**Task**
Identify the lines holding "Dispersal" and copy them.

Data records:
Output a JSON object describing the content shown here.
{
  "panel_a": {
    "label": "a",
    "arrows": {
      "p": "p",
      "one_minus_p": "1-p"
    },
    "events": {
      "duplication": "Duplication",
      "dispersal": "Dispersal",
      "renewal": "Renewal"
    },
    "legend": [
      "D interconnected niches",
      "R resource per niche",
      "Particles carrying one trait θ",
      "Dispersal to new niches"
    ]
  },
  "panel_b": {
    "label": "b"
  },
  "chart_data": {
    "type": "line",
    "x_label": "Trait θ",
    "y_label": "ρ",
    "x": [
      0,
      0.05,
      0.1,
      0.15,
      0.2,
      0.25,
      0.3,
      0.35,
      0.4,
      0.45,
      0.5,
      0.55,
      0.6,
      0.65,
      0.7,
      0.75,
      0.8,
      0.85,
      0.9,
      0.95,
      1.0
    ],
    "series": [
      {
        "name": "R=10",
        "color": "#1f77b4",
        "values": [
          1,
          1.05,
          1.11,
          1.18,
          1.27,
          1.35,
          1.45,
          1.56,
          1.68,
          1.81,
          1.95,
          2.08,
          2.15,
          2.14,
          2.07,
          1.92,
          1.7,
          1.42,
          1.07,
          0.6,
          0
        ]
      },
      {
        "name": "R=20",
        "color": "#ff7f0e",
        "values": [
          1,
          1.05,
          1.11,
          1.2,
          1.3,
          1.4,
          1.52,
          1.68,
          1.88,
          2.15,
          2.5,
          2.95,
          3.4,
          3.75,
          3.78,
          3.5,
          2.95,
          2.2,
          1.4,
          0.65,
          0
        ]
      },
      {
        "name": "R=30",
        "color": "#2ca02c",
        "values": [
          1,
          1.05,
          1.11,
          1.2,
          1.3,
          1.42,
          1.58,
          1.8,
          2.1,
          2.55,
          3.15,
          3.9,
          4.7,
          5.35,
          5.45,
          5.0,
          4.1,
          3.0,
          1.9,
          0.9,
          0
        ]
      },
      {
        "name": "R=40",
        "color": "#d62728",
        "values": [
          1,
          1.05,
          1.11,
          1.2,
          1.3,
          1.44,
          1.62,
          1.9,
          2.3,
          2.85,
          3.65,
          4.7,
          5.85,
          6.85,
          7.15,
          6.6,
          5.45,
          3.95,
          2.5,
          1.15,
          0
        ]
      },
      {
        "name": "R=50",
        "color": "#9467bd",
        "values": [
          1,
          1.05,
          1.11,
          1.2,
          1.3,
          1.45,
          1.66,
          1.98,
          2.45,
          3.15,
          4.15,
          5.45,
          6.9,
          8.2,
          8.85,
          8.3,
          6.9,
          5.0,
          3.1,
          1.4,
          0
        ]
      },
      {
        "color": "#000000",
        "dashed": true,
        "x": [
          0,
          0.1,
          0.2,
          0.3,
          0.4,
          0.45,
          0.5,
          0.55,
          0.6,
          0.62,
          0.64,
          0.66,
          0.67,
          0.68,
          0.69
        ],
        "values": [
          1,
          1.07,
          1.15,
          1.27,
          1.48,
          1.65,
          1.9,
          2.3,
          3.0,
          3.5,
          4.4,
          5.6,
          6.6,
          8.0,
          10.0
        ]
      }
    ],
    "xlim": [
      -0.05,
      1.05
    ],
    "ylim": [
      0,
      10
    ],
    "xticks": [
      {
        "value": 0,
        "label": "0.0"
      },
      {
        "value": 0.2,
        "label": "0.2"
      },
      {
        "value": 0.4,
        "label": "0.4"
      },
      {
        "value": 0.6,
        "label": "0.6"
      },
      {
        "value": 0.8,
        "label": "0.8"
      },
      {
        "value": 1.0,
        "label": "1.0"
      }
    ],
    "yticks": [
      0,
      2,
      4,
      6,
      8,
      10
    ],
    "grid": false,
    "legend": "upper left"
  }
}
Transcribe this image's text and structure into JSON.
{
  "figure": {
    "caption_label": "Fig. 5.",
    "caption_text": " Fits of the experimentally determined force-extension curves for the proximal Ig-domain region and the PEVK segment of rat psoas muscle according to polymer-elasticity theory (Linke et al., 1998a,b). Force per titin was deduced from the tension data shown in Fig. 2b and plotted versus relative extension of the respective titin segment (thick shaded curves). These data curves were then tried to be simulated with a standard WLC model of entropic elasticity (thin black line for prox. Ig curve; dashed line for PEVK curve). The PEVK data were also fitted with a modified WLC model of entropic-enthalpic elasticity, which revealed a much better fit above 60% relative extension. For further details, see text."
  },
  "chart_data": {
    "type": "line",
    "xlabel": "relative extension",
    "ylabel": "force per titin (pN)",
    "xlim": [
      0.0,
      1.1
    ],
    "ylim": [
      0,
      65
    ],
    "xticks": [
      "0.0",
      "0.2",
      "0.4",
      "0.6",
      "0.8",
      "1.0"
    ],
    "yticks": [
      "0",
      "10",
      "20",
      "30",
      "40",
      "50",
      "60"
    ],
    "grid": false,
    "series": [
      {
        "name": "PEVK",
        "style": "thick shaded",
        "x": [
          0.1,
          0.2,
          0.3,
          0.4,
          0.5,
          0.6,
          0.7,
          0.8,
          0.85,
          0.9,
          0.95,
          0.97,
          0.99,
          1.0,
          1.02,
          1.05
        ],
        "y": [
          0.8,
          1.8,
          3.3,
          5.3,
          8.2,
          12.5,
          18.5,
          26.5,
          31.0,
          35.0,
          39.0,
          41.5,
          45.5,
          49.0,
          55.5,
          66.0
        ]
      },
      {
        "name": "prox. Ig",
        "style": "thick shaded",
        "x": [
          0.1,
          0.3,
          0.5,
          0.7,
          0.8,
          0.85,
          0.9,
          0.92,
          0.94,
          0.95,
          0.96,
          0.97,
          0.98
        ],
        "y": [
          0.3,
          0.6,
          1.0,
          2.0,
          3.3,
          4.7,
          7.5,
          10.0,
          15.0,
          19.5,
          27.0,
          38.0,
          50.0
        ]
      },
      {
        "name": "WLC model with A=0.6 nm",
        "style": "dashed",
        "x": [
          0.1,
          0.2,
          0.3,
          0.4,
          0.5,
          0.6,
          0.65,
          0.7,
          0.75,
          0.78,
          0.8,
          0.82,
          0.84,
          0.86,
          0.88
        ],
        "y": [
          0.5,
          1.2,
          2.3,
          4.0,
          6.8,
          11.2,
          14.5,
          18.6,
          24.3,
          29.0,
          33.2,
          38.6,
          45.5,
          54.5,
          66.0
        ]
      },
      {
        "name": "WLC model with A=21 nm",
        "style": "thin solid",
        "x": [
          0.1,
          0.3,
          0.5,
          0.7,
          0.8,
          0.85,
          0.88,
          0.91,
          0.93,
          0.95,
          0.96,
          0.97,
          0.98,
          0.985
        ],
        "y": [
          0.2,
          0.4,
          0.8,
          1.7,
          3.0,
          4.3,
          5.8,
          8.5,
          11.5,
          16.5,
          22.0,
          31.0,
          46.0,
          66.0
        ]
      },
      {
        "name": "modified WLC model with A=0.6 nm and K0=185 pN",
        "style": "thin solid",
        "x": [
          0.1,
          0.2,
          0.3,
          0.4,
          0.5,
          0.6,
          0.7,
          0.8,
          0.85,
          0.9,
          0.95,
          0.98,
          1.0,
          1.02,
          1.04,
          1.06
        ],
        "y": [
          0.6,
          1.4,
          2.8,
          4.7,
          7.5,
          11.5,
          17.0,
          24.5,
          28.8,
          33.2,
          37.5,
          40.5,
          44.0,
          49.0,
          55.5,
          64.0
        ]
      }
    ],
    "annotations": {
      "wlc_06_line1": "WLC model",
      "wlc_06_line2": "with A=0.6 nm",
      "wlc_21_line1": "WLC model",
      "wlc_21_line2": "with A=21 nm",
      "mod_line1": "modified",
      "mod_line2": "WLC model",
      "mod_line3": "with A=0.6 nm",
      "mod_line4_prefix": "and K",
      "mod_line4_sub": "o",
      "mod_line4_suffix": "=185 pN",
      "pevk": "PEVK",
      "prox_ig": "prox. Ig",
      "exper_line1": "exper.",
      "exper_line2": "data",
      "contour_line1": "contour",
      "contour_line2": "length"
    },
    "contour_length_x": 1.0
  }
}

**In response**
      "dispersal": "Dispersal",
      "Dispersal to new niches"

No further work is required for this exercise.